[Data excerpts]
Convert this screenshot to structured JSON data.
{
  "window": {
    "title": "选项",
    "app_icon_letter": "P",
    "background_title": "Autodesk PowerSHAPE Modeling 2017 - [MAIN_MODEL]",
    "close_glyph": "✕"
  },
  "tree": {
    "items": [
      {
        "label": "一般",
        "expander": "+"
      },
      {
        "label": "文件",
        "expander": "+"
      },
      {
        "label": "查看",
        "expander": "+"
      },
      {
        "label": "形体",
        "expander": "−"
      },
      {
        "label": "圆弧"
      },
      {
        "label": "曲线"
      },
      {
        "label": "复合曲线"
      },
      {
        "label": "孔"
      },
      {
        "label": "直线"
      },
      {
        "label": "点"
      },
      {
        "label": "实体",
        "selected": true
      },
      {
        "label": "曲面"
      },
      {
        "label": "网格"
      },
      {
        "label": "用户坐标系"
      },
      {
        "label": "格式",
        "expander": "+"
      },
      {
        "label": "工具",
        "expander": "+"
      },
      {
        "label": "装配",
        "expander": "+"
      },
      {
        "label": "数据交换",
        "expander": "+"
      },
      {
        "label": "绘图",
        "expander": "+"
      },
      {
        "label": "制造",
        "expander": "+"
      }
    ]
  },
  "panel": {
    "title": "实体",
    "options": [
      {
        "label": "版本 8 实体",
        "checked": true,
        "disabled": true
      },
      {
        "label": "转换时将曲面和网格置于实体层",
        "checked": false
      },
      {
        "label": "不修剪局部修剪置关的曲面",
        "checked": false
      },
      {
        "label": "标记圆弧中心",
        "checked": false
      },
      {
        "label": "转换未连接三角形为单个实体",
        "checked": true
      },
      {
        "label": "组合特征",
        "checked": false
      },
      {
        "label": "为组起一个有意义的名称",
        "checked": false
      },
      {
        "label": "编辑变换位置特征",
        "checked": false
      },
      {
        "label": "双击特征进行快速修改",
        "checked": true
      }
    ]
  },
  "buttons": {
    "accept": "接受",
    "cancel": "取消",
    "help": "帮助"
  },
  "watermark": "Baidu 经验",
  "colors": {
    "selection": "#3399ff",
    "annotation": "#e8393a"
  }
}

PROBLEM TO SOLVE:
Your task is to output all of the data above word for word.

EXERCISE OUTPUT:
Convert this screenshot to structured JSON data.
{
  "window": {
    "title": "选项",
    "app_icon_letter": "P",
    "background_title": "Autodesk PowerSHAPE Modeling 2017 - [MAIN_MODEL]",
    "close_glyph": "✕"
  },
  "tree": {
    "items": [
      {
        "label": "一般",
        "expander": "+"
      },
      {
        "label": "文件",
        "expander": "+"
      },
      {
        "label": "查看",
        "expander": "+"
      },
      {
        "label": "形体",
        "expander": "−"
      },
      {
        "label": "圆弧"
      },
      {
        "label": "曲线"
      },
      {
        "label": "复合曲线"
      },
      {
        "label": "孔"
      },
      {
        "label": "直线"
      },
      {
        "label": "点"
      },
      {
        "label": "实体",
        "selected": true
      },
      {
        "label": "曲面"
      },
      {
        "label": "网格"
      },
      {
        "label": "用户坐标系"
      },
      {
        "label": "格式",
        "expander": "+"
      },
      {
        "label": "工具",
        "expander": "+"
      },
      {
        "label": "装配",
        "expander": "+"
      },
      {
        "label": "数据交换",
        "expander": "+"
      },
      {
        "label": "绘图",
        "expander": "+"
      },
      {
        "label": "制造",
        "expander": "+"
      }
    ]
  },
  "panel": {
    "title": "实体",
    "options": [
      {
        "label": "版本 8 实体",
        "checked": true,
        "disabled": true
      },
      {
        "label": "转换时将曲面和网格置于实体层",
        "checked": false
      },
      {
        "label": "不修剪局部修剪置关的曲面",
        "checked": false
      },
      {
        "label": "标记圆弧中心",
        "checked": false
      },
      {
        "label": "转换未连接三角形为单个实体",
        "checked": true
      },
      {
        "label": "组合特征",
        "checked": false
      },
      {
        "label": "为组起一个有意义的名称",
        "checked": false
      },
      {
        "label": "编辑变换位置特征",
        "checked": false
      },
      {
        "label": "双击特征进行快速修改",
        "checked": true
      }
    ]
  },
  "buttons": {
    "accept": "接受",
    "cancel": "取消",
    "help": "帮助"
  },
  "watermark": "Baidu 经验",
  "colors": {
    "selection": "#3399ff",
    "annotation": "#e8393a"
  }
}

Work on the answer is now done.